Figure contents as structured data
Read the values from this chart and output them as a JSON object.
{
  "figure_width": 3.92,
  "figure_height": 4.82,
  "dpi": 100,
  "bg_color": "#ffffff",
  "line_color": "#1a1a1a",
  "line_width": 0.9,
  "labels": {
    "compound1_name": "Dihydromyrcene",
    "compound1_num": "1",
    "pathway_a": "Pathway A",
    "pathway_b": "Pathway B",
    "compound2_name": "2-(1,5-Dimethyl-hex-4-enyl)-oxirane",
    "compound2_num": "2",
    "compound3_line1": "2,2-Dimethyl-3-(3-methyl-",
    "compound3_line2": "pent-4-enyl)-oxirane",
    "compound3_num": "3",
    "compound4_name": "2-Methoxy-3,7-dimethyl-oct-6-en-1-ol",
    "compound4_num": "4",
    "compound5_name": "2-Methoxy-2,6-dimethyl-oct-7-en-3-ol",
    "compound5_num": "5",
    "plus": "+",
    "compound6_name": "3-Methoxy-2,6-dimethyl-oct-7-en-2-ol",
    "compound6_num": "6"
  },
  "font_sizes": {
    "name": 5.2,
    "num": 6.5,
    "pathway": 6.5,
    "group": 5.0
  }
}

* REQUIRED WORK:
Within the listing above, work out how many lines contain the string "Methoxy", and reply with that number only.

* EXERCISE SOLUTION:
3